◆ **What the task asks**
Copy out the lines of every entry below, keeping each one unchanged, and leave out the pictures.

Spatial annotation records:
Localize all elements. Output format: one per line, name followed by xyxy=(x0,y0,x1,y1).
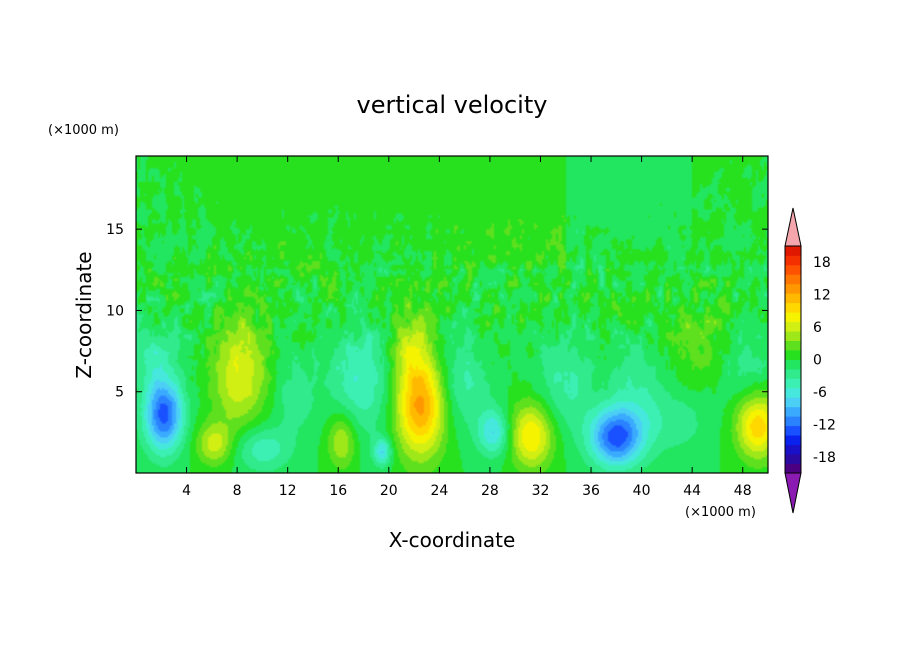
x-tick-label: 44 xyxy=(683,483,701,499)
y-tick-label: 10 xyxy=(106,303,124,319)
x-tick-label: 4 xyxy=(182,483,191,499)
x-tick-label: 48 xyxy=(734,483,752,499)
contour-field xyxy=(136,156,768,473)
colorbar-swatch xyxy=(785,435,801,446)
colorbar-swatch xyxy=(785,425,801,436)
y-tick-label: 5 xyxy=(115,385,124,401)
colorbar-swatch xyxy=(785,454,801,464)
colorbar-under-triangle xyxy=(784,472,802,514)
colorbar-swatch xyxy=(785,463,801,474)
colorbar-swatch xyxy=(785,274,801,285)
y-axis-ticks: 5 10 15 xyxy=(106,222,768,401)
x-tick-label: 16 xyxy=(329,483,347,499)
x-tick-label: 12 xyxy=(279,483,297,499)
colorbar-tick-label: 6 xyxy=(813,320,822,336)
x-tick-label: 28 xyxy=(481,483,499,499)
x-tick-label: 40 xyxy=(633,483,651,499)
x-tick-label: 32 xyxy=(532,483,550,499)
colorbar-swatch xyxy=(785,283,801,294)
x-tick-label: 36 xyxy=(582,483,600,499)
colorbar-swatch xyxy=(785,321,801,332)
x-axis-ticks: 4 8 12 16 20 24 28 32 36 40 44 48 xyxy=(182,156,752,499)
colorbar-tick-label: 0 xyxy=(813,353,822,369)
y-axis-units: (×1000 m) xyxy=(48,123,119,138)
y-tick-label: 15 xyxy=(106,222,124,238)
colorbar-swatch xyxy=(785,255,801,266)
colorbar-swatch xyxy=(785,397,801,408)
colorbar-swatch xyxy=(785,444,801,455)
y-axis-label: Z-coordinate xyxy=(72,251,96,378)
colorbar-tick-label: 18 xyxy=(813,255,831,271)
colorbar-tick-label: 12 xyxy=(813,288,831,304)
colorbar-swatch xyxy=(785,340,801,351)
colorbar: -18 -12 -6 0 6 12 18 xyxy=(784,207,836,514)
colorbar-tick-label: -6 xyxy=(813,385,827,401)
x-tick-label: 24 xyxy=(430,483,448,499)
colorbar-tick-label: -12 xyxy=(813,417,836,433)
chart-title: vertical velocity xyxy=(357,91,548,119)
colorbar-swatch xyxy=(785,350,801,360)
plot-area xyxy=(135,155,769,474)
x-axis-units: (×1000 m) xyxy=(685,505,756,520)
plot-frame xyxy=(135,155,769,474)
colorbar-over-triangle xyxy=(784,207,802,247)
colorbar-swatch xyxy=(785,331,801,341)
x-axis-label: X-coordinate xyxy=(389,528,516,552)
colorbar-swatch xyxy=(785,246,801,256)
colorbar-swatch xyxy=(785,302,801,313)
colorbar-tick-label: -18 xyxy=(813,450,836,466)
colorbar-swatch xyxy=(785,293,801,304)
colorbar-swatch xyxy=(785,378,801,389)
colorbar-swatch xyxy=(785,264,801,275)
x-tick-label: 8 xyxy=(233,483,242,499)
colorbar-frame xyxy=(784,245,802,474)
colorbar-swatch xyxy=(785,387,801,398)
colorbar-swatch xyxy=(785,368,801,379)
x-tick-label: 20 xyxy=(380,483,398,499)
colorbar-swatch xyxy=(785,416,801,427)
colorbar-swatch xyxy=(785,359,801,370)
colorbar-swatch xyxy=(785,406,801,417)
colorbar-swatch xyxy=(785,312,801,323)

◆ **Solution**
Localize all elements. Output format: one per line, name followed by xyxy=(x0,y0,x1,y1).
x-tick-label: 44 xyxy=(683,483,701,499)
y-tick-label: 10 xyxy=(106,303,124,319)
x-tick-label: 4 xyxy=(182,483,191,499)
x-tick-label: 48 xyxy=(734,483,752,499)
contour-field xyxy=(136,156,768,473)
colorbar-swatch xyxy=(785,435,801,446)
colorbar-swatch xyxy=(785,425,801,436)
y-tick-label: 5 xyxy=(115,385,124,401)
colorbar-swatch xyxy=(785,454,801,464)
colorbar-under-triangle xyxy=(784,472,802,514)
colorbar-swatch xyxy=(785,463,801,474)
colorbar-swatch xyxy=(785,274,801,285)
y-axis-ticks: 5 10 15 xyxy=(106,222,768,401)
x-tick-label: 16 xyxy=(329,483,347,499)
x-tick-label: 12 xyxy=(279,483,297,499)
colorbar-tick-label: 6 xyxy=(813,320,822,336)
x-tick-label: 28 xyxy=(481,483,499,499)
x-tick-label: 40 xyxy=(633,483,651,499)
x-tick-label: 32 xyxy=(532,483,550,499)
colorbar-swatch xyxy=(785,283,801,294)
x-tick-label: 36 xyxy=(582,483,600,499)
colorbar-swatch xyxy=(785,321,801,332)
x-axis-ticks: 4 8 12 16 20 24 28 32 36 40 44 48 xyxy=(182,156,752,499)
colorbar-tick-label: 0 xyxy=(813,353,822,369)
y-axis-units: (×1000 m) xyxy=(48,123,119,138)
y-tick-label: 15 xyxy=(106,222,124,238)
colorbar-swatch xyxy=(785,255,801,266)
colorbar-swatch xyxy=(785,397,801,408)
colorbar-swatch xyxy=(785,444,801,455)
y-axis-label: Z-coordinate xyxy=(72,251,96,378)
colorbar-tick-label: 18 xyxy=(813,255,831,271)
colorbar-tick-label: 12 xyxy=(813,288,831,304)
colorbar-swatch xyxy=(785,340,801,351)
colorbar: -18 -12 -6 0 6 12 18 xyxy=(784,207,836,514)
colorbar-tick-label: -6 xyxy=(813,385,827,401)
x-tick-label: 24 xyxy=(430,483,448,499)
colorbar-tick-label: -12 xyxy=(813,417,836,433)
chart-title: vertical velocity xyxy=(357,91,548,119)
colorbar-swatch xyxy=(785,350,801,360)
plot-area xyxy=(135,155,769,474)
x-axis-units: (×1000 m) xyxy=(685,505,756,520)
plot-frame xyxy=(135,155,769,474)
colorbar-over-triangle xyxy=(784,207,802,247)
colorbar-swatch xyxy=(785,331,801,341)
x-axis-label: X-coordinate xyxy=(389,528,516,552)
colorbar-swatch xyxy=(785,246,801,256)
colorbar-swatch xyxy=(785,302,801,313)
colorbar-tick-label: -18 xyxy=(813,450,836,466)
colorbar-swatch xyxy=(785,293,801,304)
colorbar-swatch xyxy=(785,378,801,389)
colorbar-swatch xyxy=(785,264,801,275)
x-tick-label: 8 xyxy=(233,483,242,499)
colorbar-frame xyxy=(784,245,802,474)
colorbar-swatch xyxy=(785,387,801,398)
colorbar-swatch xyxy=(785,368,801,379)
x-tick-label: 20 xyxy=(380,483,398,499)
colorbar-swatch xyxy=(785,416,801,427)
colorbar-swatch xyxy=(785,359,801,370)
colorbar-swatch xyxy=(785,406,801,417)
colorbar-swatch xyxy=(785,312,801,323)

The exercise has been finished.